● Records for this exercise:

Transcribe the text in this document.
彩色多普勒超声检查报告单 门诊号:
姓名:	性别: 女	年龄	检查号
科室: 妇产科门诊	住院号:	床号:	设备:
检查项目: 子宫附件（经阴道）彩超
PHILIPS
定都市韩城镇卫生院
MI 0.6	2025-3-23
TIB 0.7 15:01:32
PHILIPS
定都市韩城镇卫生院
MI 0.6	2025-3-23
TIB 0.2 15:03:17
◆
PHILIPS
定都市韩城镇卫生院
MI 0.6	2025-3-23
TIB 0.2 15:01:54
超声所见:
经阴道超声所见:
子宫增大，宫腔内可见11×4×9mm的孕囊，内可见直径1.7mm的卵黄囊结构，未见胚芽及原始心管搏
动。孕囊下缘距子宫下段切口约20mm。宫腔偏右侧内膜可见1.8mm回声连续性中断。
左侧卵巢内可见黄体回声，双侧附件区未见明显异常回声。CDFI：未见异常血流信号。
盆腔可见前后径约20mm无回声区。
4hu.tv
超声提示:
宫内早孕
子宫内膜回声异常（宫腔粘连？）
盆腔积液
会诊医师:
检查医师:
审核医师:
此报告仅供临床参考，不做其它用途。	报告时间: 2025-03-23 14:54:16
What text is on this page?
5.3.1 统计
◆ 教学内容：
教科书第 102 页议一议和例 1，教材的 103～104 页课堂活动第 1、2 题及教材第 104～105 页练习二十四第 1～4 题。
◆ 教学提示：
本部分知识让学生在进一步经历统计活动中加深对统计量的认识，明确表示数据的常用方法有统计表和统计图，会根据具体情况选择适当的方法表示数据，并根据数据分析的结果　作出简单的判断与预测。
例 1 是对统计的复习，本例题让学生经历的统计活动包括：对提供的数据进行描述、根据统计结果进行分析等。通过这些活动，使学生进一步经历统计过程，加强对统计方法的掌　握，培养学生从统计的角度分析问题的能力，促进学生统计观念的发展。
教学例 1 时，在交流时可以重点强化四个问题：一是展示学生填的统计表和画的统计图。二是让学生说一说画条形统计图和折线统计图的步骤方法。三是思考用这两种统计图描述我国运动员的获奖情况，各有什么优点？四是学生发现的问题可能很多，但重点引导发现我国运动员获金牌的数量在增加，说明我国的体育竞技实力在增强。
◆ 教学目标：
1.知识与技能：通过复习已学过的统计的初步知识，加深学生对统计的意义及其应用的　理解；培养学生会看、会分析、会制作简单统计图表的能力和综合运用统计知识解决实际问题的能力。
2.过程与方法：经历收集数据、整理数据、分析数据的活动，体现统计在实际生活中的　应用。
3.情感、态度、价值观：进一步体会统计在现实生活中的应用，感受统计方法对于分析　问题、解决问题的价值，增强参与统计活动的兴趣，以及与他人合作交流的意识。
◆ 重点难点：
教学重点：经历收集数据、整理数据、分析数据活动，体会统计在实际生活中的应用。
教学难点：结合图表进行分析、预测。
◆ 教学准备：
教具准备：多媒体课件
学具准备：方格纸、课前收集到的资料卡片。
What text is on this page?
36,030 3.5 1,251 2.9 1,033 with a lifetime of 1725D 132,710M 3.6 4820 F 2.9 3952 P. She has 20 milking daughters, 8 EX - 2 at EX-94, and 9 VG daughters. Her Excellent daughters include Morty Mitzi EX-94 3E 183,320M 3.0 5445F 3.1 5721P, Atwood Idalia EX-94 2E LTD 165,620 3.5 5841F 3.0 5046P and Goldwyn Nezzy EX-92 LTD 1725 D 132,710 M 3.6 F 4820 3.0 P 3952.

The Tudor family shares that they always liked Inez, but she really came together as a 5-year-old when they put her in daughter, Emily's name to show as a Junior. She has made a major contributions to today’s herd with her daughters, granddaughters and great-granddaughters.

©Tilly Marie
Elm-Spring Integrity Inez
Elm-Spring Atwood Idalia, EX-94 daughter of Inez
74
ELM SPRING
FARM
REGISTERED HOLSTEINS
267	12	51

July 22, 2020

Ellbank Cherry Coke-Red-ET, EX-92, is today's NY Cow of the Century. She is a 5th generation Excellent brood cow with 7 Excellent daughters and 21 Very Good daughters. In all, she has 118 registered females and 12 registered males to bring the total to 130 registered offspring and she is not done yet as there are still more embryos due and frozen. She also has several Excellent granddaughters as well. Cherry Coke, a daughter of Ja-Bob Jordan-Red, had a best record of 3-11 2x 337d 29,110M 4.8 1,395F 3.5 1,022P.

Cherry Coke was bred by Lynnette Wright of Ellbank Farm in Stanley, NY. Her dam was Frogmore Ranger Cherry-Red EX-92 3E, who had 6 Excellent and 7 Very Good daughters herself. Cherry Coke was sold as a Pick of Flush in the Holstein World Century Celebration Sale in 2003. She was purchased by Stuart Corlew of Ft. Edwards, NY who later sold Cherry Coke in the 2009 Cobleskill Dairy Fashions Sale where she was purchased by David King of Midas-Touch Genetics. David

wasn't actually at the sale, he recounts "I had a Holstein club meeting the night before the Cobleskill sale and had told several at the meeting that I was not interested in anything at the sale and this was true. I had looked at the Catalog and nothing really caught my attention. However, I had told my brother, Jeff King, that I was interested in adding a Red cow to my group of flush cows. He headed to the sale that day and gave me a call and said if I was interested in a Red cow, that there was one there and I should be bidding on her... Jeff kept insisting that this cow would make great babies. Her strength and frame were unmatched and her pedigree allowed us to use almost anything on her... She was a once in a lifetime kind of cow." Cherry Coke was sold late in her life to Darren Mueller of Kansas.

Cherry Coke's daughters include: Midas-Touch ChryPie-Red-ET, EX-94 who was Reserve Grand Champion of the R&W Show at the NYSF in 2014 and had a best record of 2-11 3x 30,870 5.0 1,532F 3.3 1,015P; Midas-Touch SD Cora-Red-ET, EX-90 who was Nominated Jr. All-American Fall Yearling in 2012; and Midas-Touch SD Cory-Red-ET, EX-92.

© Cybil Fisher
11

● Exercise requirements: Where a line in the entries holds the word "Inez", copy that line.

● Reply:
The Tudor family shares that they always liked Inez, but she really came together as a 5-year-old when they put her in daughter, Emily's name to show as a Junior. She has made a major contributions to today’s herd with her daughters, granddaughters and great-granddaughters.
Elm-Spring Integrity Inez
Elm-Spring Atwood Idalia, EX-94 daughter of Inez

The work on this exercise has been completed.